[What is needed] Your task is to retype each line of the data below exactly.

··········

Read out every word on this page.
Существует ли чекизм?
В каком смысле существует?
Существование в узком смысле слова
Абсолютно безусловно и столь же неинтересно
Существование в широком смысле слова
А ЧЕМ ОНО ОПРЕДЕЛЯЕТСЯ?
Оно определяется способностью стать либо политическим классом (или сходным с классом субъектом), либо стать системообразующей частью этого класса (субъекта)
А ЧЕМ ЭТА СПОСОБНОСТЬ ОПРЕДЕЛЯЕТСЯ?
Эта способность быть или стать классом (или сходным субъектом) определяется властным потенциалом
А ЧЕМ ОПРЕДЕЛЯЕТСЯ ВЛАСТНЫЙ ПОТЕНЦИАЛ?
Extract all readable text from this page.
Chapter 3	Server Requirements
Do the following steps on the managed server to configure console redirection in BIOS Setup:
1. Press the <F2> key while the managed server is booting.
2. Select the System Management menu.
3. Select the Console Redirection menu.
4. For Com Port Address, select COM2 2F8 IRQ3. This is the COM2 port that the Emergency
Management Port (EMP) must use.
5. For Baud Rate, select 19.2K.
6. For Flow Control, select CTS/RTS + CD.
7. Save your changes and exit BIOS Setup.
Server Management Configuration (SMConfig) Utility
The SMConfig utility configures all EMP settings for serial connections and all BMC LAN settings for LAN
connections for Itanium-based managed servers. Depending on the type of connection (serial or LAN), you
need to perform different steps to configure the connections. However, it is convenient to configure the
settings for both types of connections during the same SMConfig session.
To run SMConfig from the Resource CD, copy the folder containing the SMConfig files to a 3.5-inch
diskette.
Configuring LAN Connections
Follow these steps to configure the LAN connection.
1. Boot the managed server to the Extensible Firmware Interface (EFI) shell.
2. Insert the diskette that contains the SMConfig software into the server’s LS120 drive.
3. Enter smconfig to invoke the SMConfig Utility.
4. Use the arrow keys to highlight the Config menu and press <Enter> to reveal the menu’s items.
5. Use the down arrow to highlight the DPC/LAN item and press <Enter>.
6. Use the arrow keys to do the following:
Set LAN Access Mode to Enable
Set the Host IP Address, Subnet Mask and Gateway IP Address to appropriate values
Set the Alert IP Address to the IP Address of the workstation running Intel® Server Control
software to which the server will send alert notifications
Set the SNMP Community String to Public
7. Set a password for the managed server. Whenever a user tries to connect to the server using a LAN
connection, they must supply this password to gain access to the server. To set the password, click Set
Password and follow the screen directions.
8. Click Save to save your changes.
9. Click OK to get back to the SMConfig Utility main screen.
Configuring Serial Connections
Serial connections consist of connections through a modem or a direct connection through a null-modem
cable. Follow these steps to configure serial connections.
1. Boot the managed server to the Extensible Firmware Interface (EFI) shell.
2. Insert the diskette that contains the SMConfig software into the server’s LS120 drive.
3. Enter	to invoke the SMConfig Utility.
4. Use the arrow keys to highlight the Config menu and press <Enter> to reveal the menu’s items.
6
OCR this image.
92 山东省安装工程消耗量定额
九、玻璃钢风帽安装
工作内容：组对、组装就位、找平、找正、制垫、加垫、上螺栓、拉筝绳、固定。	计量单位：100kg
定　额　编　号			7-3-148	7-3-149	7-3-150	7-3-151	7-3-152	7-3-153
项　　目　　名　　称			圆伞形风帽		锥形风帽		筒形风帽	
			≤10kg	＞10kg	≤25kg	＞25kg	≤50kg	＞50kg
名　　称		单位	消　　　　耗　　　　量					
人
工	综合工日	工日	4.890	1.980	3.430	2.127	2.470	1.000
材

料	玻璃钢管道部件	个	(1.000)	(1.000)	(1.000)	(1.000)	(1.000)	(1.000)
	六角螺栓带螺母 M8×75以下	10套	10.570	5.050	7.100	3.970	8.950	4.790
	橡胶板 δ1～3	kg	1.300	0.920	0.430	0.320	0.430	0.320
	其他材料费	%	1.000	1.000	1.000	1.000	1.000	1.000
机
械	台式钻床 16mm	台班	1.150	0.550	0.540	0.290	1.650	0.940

··········

[The response]
Read out every word on this page.
Существует ли чекизм?
В каком смысле существует?
Существование в узком смысле слова
Абсолютно безусловно и столь же неинтересно
Существование в широком смысле слова
А ЧЕМ ОНО ОПРЕДЕЛЯЕТСЯ?
Оно определяется способностью стать либо политическим классом (или сходным с классом субъектом), либо стать системообразующей частью этого класса (субъекта)
А ЧЕМ ЭТА СПОСОБНОСТЬ ОПРЕДЕЛЯЕТСЯ?
Эта способность быть или стать классом (или сходным субъектом) определяется властным потенциалом
А ЧЕМ ОПРЕДЕЛЯЕТСЯ ВЛАСТНЫЙ ПОТЕНЦИАЛ?
Extract all readable text from this page.
Chapter 3	Server Requirements
Do the following steps on the managed server to configure console redirection in BIOS Setup:
1. Press the <F2> key while the managed server is booting.
2. Select the System Management menu.
3. Select the Console Redirection menu.
4. For Com Port Address, select COM2 2F8 IRQ3. This is the COM2 port that the Emergency
Management Port (EMP) must use.
5. For Baud Rate, select 19.2K.
6. For Flow Control, select CTS/RTS + CD.
7. Save your changes and exit BIOS Setup.
Server Management Configuration (SMConfig) Utility
The SMConfig utility configures all EMP settings for serial connections and all BMC LAN settings for LAN
connections for Itanium-based managed servers. Depending on the type of connection (serial or LAN), you
need to perform different steps to configure the connections. However, it is convenient to configure the
settings for both types of connections during the same SMConfig session.
To run SMConfig from the Resource CD, copy the folder containing the SMConfig files to a 3.5-inch
diskette.
Configuring LAN Connections
Follow these steps to configure the LAN connection.
1. Boot the managed server to the Extensible Firmware Interface (EFI) shell.
2. Insert the diskette that contains the SMConfig software into the server’s LS120 drive.
3. Enter smconfig to invoke the SMConfig Utility.
4. Use the arrow keys to highlight the Config menu and press <Enter> to reveal the menu’s items.
5. Use the down arrow to highlight the DPC/LAN item and press <Enter>.
6. Use the arrow keys to do the following:
Set LAN Access Mode to Enable
Set the Host IP Address, Subnet Mask and Gateway IP Address to appropriate values
Set the Alert IP Address to the IP Address of the workstation running Intel® Server Control
software to which the server will send alert notifications
Set the SNMP Community String to Public
7. Set a password for the managed server. Whenever a user tries to connect to the server using a LAN
connection, they must supply this password to gain access to the server. To set the password, click Set
Password and follow the screen directions.
8. Click Save to save your changes.
9. Click OK to get back to the SMConfig Utility main screen.
Configuring Serial Connections
Serial connections consist of connections through a modem or a direct connection through a null-modem
cable. Follow these steps to configure serial connections.
1. Boot the managed server to the Extensible Firmware Interface (EFI) shell.
2. Insert the diskette that contains the SMConfig software into the server’s LS120 drive.
3. Enter	to invoke the SMConfig Utility.
4. Use the arrow keys to highlight the Config menu and press <Enter> to reveal the menu’s items.
6
OCR this image.
92 山东省安装工程消耗量定额
九、玻璃钢风帽安装
工作内容：组对、组装就位、找平、找正、制垫、加垫、上螺栓、拉筝绳、固定。	计量单位：100kg
定　额　编　号			7-3-148	7-3-149	7-3-150	7-3-151	7-3-152	7-3-153
项　　目　　名　　称			圆伞形风帽		锥形风帽		筒形风帽	
			≤10kg	＞10kg	≤25kg	＞25kg	≤50kg	＞50kg
名　　称		单位	消　　　　耗　　　　量					
人
工	综合工日	工日	4.890	1.980	3.430	2.127	2.470	1.000
材

料	玻璃钢管道部件	个	(1.000)	(1.000)	(1.000)	(1.000)	(1.000)	(1.000)
	六角螺栓带螺母 M8×75以下	10套	10.570	5.050	7.100	3.970	8.950	4.790
	橡胶板 δ1～3	kg	1.300	0.920	0.430	0.320	0.430	0.320
	其他材料费	%	1.000	1.000	1.000	1.000	1.000	1.000
机
械	台式钻床 16mm	台班	1.150	0.550	0.540	0.290	1.650	0.940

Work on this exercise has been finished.